EXERCISE PROMPT
Repeat the records below exactly as they appear.

DATASET EXCERPTS
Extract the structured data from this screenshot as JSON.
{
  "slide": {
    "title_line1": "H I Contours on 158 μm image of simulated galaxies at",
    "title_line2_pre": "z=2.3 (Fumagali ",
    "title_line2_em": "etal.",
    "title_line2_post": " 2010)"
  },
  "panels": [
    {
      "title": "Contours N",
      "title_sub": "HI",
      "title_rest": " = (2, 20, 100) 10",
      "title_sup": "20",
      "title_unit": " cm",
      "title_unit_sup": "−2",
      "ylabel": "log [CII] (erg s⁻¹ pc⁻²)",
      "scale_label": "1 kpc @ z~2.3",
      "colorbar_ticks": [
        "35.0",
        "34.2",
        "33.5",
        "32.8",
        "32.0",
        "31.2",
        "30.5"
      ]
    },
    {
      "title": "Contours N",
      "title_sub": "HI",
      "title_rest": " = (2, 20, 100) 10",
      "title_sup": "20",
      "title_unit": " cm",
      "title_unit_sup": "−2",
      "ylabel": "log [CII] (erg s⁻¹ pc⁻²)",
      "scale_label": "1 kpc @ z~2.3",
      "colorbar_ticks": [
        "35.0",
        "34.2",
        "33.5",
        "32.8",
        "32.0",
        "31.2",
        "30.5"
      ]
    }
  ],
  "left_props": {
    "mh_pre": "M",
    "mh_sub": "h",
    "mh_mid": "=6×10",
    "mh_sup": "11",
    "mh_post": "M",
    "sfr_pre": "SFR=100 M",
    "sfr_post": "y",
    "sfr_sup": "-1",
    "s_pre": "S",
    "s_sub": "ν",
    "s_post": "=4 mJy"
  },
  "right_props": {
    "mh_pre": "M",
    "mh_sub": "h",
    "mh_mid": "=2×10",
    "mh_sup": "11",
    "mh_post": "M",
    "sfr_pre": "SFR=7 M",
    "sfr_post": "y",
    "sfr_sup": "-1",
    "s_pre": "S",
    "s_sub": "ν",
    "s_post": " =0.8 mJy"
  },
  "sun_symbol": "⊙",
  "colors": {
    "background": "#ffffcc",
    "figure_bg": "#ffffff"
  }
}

TASK RESULT
Extract the structured data from this screenshot as JSON.
{
  "slide": {
    "title_line1": "H I Contours on 158 μm image of simulated galaxies at",
    "title_line2_pre": "z=2.3 (Fumagali ",
    "title_line2_em": "etal.",
    "title_line2_post": " 2010)"
  },
  "panels": [
    {
      "title": "Contours N",
      "title_sub": "HI",
      "title_rest": " = (2, 20, 100) 10",
      "title_sup": "20",
      "title_unit": " cm",
      "title_unit_sup": "−2",
      "ylabel": "log [CII] (erg s⁻¹ pc⁻²)",
      "scale_label": "1 kpc @ z~2.3",
      "colorbar_ticks": [
        "35.0",
        "34.2",
        "33.5",
        "32.8",
        "32.0",
        "31.2",
        "30.5"
      ]
    },
    {
      "title": "Contours N",
      "title_sub": "HI",
      "title_rest": " = (2, 20, 100) 10",
      "title_sup": "20",
      "title_unit": " cm",
      "title_unit_sup": "−2",
      "ylabel": "log [CII] (erg s⁻¹ pc⁻²)",
      "scale_label": "1 kpc @ z~2.3",
      "colorbar_ticks": [
        "35.0",
        "34.2",
        "33.5",
        "32.8",
        "32.0",
        "31.2",
        "30.5"
      ]
    }
  ],
  "left_props": {
    "mh_pre": "M",
    "mh_sub": "h",
    "mh_mid": "=6×10",
    "mh_sup": "11",
    "mh_post": "M",
    "sfr_pre": "SFR=100 M",
    "sfr_post": "y",
    "sfr_sup": "-1",
    "s_pre": "S",
    "s_sub": "ν",
    "s_post": "=4 mJy"
  },
  "right_props": {
    "mh_pre": "M",
    "mh_sub": "h",
    "mh_mid": "=2×10",
    "mh_sup": "11",
    "mh_post": "M",
    "sfr_pre": "SFR=7 M",
    "sfr_post": "y",
    "sfr_sup": "-1",
    "s_pre": "S",
    "s_sub": "ν",
    "s_post": " =0.8 mJy"
  },
  "sun_symbol": "⊙",
  "colors": {
    "background": "#ffffcc",
    "figure_bg": "#ffffff"
  }
}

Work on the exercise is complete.